- _INFORMATION PROVIDED_
..............................

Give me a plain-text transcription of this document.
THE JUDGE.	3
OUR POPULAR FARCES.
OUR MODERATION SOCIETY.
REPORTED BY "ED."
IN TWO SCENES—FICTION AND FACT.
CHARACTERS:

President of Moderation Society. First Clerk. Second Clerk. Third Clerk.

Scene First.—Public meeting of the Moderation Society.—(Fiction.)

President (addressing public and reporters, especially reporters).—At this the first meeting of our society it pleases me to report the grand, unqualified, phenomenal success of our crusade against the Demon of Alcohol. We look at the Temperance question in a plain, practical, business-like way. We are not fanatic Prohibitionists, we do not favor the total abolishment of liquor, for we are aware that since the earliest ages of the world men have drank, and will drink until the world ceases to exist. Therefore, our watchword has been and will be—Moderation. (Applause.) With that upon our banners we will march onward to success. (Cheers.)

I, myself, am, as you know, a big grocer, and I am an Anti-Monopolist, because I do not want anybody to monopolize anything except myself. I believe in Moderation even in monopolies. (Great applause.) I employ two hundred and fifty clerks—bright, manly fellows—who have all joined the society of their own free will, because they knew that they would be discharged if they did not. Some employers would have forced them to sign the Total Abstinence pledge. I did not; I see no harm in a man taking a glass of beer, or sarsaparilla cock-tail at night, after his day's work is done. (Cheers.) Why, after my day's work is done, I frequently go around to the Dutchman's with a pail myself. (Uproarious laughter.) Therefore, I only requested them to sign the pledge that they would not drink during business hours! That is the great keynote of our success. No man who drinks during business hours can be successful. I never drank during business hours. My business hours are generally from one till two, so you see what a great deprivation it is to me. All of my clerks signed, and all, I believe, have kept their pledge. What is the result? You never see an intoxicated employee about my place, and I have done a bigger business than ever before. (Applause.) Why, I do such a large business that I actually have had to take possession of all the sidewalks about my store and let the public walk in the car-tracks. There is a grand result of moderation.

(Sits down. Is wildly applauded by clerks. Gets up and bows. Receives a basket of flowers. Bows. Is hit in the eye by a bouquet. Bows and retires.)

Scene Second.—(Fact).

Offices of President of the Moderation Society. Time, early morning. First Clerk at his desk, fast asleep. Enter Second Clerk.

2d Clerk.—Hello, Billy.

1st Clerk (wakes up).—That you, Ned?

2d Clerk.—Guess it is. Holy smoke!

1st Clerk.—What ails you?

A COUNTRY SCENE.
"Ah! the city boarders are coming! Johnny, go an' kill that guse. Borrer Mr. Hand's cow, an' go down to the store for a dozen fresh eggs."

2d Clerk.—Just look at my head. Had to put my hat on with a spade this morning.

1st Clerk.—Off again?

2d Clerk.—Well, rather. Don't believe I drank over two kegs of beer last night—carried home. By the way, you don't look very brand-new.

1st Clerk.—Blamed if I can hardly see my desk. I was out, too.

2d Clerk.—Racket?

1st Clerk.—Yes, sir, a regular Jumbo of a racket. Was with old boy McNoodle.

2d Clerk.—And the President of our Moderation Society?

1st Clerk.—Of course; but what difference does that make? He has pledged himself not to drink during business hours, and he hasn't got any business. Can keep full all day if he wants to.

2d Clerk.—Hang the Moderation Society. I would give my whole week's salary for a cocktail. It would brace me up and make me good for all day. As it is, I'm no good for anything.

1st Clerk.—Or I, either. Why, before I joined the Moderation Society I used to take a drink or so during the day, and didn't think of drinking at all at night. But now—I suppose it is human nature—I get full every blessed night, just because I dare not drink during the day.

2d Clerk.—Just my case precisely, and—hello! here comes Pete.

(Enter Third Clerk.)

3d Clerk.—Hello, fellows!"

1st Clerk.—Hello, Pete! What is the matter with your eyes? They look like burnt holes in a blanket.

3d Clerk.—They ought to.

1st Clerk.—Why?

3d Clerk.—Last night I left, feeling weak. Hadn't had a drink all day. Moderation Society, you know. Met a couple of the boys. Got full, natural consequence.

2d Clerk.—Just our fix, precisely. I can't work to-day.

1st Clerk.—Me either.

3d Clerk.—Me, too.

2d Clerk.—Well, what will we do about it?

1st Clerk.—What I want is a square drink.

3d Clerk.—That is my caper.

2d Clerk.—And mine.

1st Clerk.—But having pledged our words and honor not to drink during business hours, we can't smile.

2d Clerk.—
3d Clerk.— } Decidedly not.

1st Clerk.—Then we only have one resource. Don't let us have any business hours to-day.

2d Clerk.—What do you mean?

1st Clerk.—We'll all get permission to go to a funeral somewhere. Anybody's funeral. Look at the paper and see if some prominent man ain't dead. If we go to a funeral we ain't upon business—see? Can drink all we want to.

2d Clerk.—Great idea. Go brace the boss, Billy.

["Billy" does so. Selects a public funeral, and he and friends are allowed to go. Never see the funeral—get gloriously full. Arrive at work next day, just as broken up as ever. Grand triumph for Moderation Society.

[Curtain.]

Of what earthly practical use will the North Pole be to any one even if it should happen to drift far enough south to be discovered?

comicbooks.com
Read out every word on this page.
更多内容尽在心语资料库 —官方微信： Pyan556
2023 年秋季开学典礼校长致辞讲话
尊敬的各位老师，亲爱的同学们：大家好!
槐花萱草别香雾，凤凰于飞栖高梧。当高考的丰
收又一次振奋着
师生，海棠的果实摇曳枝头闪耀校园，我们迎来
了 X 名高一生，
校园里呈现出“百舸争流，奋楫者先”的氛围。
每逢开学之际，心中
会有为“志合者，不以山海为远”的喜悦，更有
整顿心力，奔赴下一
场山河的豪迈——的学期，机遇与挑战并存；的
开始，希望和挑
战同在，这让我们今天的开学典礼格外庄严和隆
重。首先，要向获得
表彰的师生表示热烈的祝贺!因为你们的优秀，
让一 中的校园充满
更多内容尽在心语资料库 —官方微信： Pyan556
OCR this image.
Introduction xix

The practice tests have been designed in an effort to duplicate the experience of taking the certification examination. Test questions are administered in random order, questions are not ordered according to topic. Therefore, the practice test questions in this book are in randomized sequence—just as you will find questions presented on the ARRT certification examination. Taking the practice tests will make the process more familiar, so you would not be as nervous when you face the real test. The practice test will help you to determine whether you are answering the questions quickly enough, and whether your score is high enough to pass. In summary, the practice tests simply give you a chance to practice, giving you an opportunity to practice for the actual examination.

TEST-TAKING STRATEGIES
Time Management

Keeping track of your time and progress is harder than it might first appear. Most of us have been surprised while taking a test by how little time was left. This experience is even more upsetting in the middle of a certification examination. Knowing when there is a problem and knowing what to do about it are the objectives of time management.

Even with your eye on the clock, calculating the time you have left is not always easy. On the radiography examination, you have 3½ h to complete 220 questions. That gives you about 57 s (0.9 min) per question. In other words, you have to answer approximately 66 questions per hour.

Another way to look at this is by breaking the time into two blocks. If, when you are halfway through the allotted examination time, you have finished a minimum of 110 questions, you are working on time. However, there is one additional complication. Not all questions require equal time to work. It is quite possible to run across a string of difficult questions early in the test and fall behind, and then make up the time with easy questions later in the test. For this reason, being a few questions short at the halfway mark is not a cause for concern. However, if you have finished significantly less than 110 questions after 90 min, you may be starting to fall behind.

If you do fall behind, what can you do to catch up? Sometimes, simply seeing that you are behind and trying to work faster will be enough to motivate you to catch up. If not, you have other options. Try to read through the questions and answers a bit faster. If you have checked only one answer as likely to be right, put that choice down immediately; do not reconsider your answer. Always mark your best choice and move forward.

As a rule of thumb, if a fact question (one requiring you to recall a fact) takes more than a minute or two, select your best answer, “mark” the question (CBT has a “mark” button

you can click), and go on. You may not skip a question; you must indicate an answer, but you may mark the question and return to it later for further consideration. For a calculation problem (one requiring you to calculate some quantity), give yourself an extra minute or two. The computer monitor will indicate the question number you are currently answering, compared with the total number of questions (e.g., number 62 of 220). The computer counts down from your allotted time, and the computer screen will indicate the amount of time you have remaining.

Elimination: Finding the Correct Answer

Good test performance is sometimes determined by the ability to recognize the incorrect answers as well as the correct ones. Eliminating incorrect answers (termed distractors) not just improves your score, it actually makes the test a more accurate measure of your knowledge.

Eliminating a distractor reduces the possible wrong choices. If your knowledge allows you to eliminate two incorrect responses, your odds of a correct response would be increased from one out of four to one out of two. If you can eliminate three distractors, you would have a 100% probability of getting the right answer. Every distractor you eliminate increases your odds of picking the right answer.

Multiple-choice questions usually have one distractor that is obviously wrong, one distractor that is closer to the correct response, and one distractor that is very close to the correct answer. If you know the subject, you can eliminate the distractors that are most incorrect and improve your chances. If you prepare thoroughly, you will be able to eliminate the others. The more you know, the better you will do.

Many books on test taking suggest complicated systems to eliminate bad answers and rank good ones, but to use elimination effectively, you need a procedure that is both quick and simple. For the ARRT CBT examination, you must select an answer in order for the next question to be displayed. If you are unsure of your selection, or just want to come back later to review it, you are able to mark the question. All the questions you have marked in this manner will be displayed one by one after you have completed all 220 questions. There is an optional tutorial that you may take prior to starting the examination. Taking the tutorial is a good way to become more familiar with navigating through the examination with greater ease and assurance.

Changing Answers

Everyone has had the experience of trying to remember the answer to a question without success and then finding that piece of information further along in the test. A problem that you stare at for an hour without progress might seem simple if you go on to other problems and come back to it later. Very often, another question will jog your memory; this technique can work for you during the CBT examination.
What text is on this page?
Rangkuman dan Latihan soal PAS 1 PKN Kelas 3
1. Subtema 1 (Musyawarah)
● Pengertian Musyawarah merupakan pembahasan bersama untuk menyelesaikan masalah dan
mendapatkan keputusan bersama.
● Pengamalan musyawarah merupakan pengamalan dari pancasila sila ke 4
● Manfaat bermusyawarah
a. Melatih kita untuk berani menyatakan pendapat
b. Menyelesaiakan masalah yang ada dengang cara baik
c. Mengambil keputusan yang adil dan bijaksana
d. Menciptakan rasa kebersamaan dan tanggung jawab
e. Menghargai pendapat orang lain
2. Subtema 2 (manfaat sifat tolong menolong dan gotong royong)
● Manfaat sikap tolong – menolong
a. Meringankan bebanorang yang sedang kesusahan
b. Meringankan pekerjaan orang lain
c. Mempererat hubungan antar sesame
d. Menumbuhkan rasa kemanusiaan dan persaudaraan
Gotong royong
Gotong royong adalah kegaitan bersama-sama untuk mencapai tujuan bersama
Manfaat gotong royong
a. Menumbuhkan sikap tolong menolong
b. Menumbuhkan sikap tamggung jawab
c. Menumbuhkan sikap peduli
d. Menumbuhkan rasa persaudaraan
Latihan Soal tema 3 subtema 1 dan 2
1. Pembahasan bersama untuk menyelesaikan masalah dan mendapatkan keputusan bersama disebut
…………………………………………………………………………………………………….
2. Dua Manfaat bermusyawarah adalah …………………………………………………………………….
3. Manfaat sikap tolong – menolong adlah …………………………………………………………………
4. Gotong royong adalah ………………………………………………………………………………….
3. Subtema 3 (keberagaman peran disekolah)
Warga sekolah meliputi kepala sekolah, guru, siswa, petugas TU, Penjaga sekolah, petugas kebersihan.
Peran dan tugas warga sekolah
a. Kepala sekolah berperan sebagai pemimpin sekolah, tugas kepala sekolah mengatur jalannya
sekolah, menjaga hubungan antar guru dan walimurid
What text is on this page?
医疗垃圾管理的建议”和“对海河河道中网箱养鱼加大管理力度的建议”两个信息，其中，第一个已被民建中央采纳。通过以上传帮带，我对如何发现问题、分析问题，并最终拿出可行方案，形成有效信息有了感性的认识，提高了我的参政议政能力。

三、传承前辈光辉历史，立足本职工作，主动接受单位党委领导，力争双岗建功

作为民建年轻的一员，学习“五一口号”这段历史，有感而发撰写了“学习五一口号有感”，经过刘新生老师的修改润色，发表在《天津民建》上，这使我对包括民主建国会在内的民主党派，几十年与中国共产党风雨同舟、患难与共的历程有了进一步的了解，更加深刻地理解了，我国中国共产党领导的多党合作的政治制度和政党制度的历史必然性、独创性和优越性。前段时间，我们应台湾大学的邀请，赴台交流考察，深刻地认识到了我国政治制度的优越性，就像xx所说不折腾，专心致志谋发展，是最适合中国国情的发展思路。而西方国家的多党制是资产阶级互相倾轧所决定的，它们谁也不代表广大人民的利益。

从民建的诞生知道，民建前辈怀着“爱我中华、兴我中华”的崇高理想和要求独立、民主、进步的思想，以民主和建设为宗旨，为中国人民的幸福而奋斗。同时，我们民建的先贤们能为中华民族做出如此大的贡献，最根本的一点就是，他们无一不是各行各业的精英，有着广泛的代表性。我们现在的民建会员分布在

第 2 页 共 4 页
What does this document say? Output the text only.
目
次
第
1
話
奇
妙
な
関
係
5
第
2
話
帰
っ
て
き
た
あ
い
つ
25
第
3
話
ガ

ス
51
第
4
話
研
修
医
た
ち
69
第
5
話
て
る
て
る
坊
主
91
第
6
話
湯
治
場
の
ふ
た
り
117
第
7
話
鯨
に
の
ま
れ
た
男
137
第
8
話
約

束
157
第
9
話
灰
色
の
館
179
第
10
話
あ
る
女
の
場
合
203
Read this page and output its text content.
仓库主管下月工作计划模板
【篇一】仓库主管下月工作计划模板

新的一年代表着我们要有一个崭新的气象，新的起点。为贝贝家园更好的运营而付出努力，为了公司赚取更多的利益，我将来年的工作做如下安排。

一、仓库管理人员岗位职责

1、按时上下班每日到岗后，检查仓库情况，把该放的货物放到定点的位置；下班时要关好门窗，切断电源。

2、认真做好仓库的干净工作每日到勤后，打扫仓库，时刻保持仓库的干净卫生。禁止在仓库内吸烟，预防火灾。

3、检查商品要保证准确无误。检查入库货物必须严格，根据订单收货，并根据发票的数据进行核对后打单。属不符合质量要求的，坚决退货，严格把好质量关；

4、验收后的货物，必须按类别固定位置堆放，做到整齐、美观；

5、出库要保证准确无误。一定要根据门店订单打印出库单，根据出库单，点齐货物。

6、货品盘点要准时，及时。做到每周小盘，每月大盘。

..............................

Extract from the data every line where "upon" shows up.

- _WRITTEN ANSWER_
President (addressing public and reporters, especially reporters).—At this the first meeting of our society it pleases me to report the grand, unqualified, phenomenal success of our crusade against the Demon of Alcohol. We look at the Temperance question in a plain, practical, business-like way. We are not fanatic Prohibitionists, we do not favor the total abolishment of liquor, for we are aware that since the earliest ages of the world men have drank, and will drink until the world ceases to exist. Therefore, our watchword has been and will be—Moderation. (Applause.) With that upon our banners we will march onward to success. (Cheers.)
1st Clerk.—We'll all get permission to go to a funeral somewhere. Anybody's funeral. Look at the paper and see if some prominent man ain't dead. If we go to a funeral we ain't upon business—see? Can drink all we want to.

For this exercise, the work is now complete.